Problem to work on >>
Your task is to give the listing below back word for word, pictures excluded.

--- Dataset ---

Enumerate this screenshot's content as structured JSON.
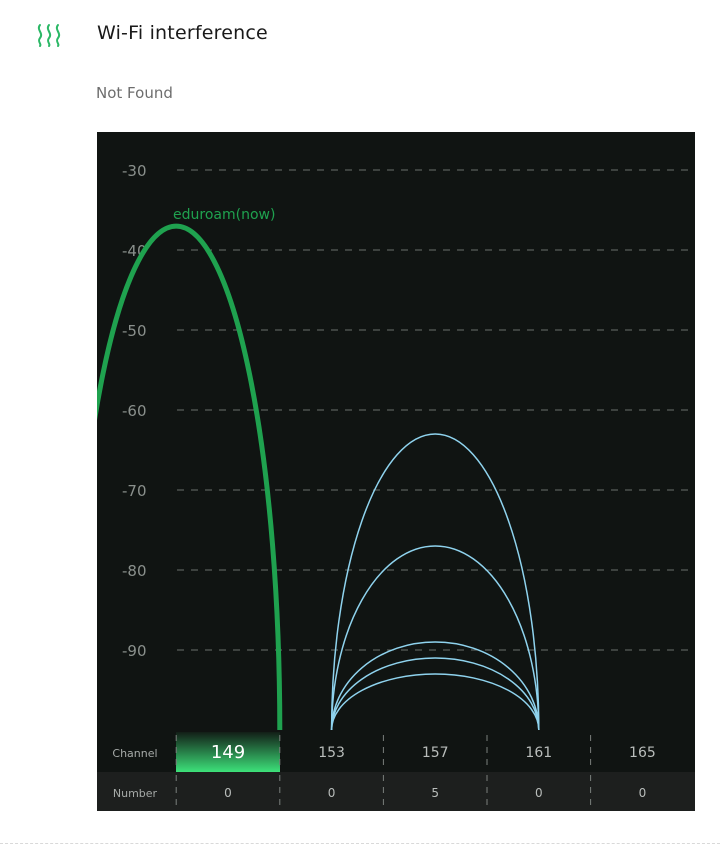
{
  "header": {
    "title": "Wi-Fi interference",
    "icon": "heat-waves-icon",
    "icon_color": "#2bb866"
  },
  "status": "Not Found",
  "chart_data": {
    "type": "area",
    "ylim": [
      -100,
      -25
    ],
    "y_ticks": [
      -30,
      -40,
      -50,
      -60,
      -70,
      -80,
      -90
    ],
    "grid": "horizontal dashed",
    "channels": [
      149,
      153,
      157,
      161,
      165
    ],
    "row_labels": {
      "channel": "Channel",
      "number": "Number"
    },
    "numbers": [
      0,
      0,
      5,
      0,
      0
    ],
    "selected_channel": 149,
    "series": [
      {
        "name": "eduroam(now)",
        "label": "eduroam(now)",
        "center_channel": 147,
        "width_channels": 8,
        "peak": -37,
        "highlight": true
      },
      {
        "center_channel": 157,
        "width_channels": 8,
        "peak": -63
      },
      {
        "center_channel": 157,
        "width_channels": 8,
        "peak": -77
      },
      {
        "center_channel": 157,
        "width_channels": 8,
        "peak": -89
      },
      {
        "center_channel": 157,
        "width_channels": 8,
        "peak": -91
      },
      {
        "center_channel": 157,
        "width_channels": 8,
        "peak": -93
      }
    ],
    "colors": {
      "background": "#101412",
      "grid": "#6a6f6c",
      "tick_label": "#8a908c",
      "highlight": "#1fa24f",
      "series": "#8fd3ee",
      "selected_bg": "#3de17a",
      "row_bg": "#1d1f1e"
    }
  }
}
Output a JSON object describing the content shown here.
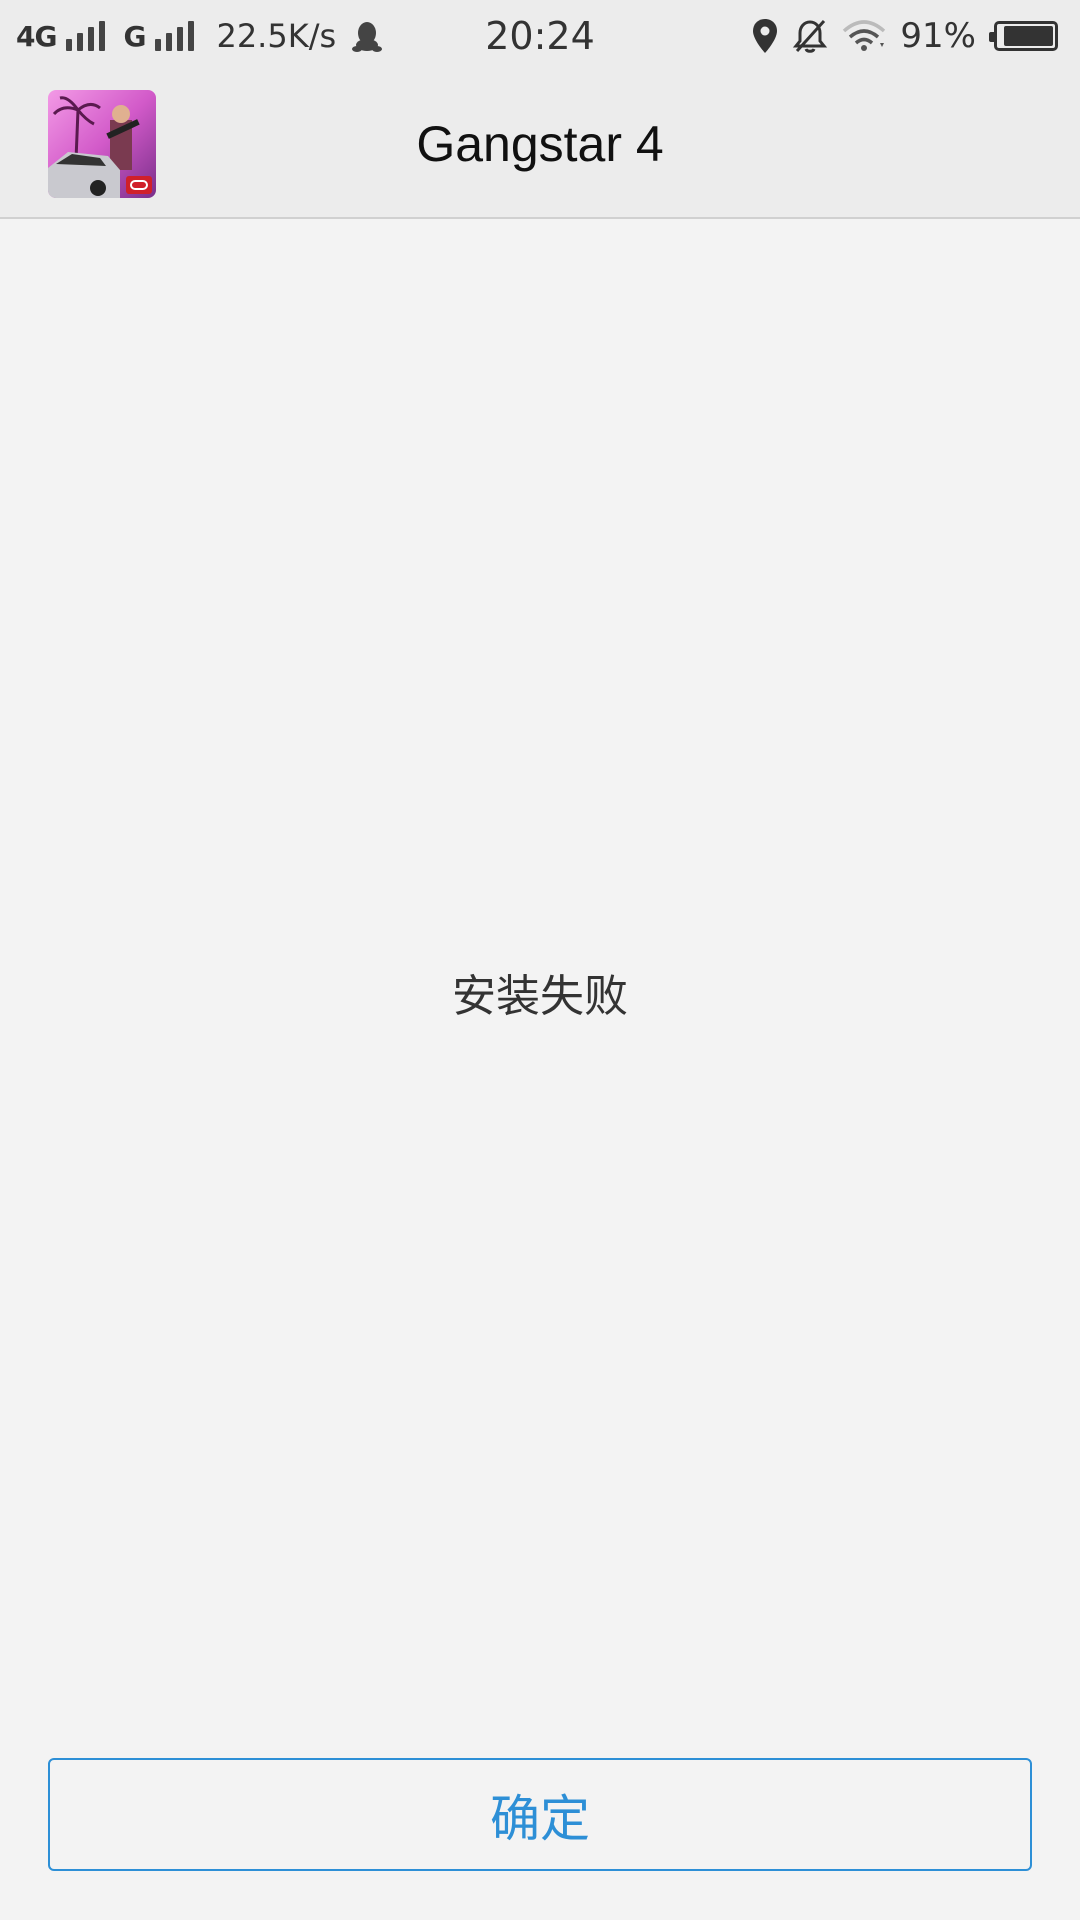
{
  "status_bar": {
    "network_1": "4G",
    "network_2": "G",
    "speed": "22.5K/s",
    "time": "20:24",
    "battery_percent": "91%",
    "battery_level": 0.91,
    "icons": [
      "signal-icon",
      "qq-penguin-icon",
      "location-icon",
      "mute-bell-icon",
      "wifi-icon",
      "battery-icon"
    ]
  },
  "header": {
    "app_name": "Gangstar 4",
    "app_icon": "gangstar-app-icon"
  },
  "main": {
    "message": "安装失败"
  },
  "footer": {
    "confirm_label": "确定"
  },
  "colors": {
    "accent": "#2d8fd6",
    "background": "#f3f3f3",
    "header_background": "#ececec"
  }
}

---

Problem solution >>
Enumerate this screenshot's content as structured JSON.
{
  "header": {
    "title": "Wi-Fi interference",
    "icon": "heat-waves-icon",
    "icon_color": "#2bb866"
  },
  "status": "Not Found",
  "chart_data": {
    "type": "area",
    "ylim": [
      -100,
      -25
    ],
    "y_ticks": [
      -30,
      -40,
      -50,
      -60,
      -70,
      -80,
      -90
    ],
    "grid": "horizontal dashed",
    "channels": [
      149,
      153,
      157,
      161,
      165
    ],
    "row_labels": {
      "channel": "Channel",
      "number": "Number"
    },
    "numbers": [
      0,
      0,
      5,
      0,
      0
    ],
    "selected_channel": 149,
    "series": [
      {
        "name": "eduroam(now)",
        "label": "eduroam(now)",
        "center_channel": 147,
        "width_channels": 8,
        "peak": -37,
        "highlight": true
      },
      {
        "center_channel": 157,
        "width_channels": 8,
        "peak": -63
      },
      {
        "center_channel": 157,
        "width_channels": 8,
        "peak": -77
      },
      {
        "center_channel": 157,
        "width_channels": 8,
        "peak": -89
      },
      {
        "center_channel": 157,
        "width_channels": 8,
        "peak": -91
      },
      {
        "center_channel": 157,
        "width_channels": 8,
        "peak": -93
      }
    ],
    "colors": {
      "background": "#101412",
      "grid": "#6a6f6c",
      "tick_label": "#8a908c",
      "highlight": "#1fa24f",
      "series": "#8fd3ee",
      "selected_bg": "#3de17a",
      "row_bg": "#1d1f1e"
    }
  }
}
Output a JSON object describing the content shown here.
{
  "status_bar": {
    "network_1": "4G",
    "network_2": "G",
    "speed": "22.5K/s",
    "time": "20:24",
    "battery_percent": "91%",
    "battery_level": 0.91,
    "icons": [
      "signal-icon",
      "qq-penguin-icon",
      "location-icon",
      "mute-bell-icon",
      "wifi-icon",
      "battery-icon"
    ]
  },
  "header": {
    "app_name": "Gangstar 4",
    "app_icon": "gangstar-app-icon"
  },
  "main": {
    "message": "安装失败"
  },
  "footer": {
    "confirm_label": "确定"
  },
  "colors": {
    "accent": "#2d8fd6",
    "background": "#f3f3f3",
    "header_background": "#ececec"
  }
}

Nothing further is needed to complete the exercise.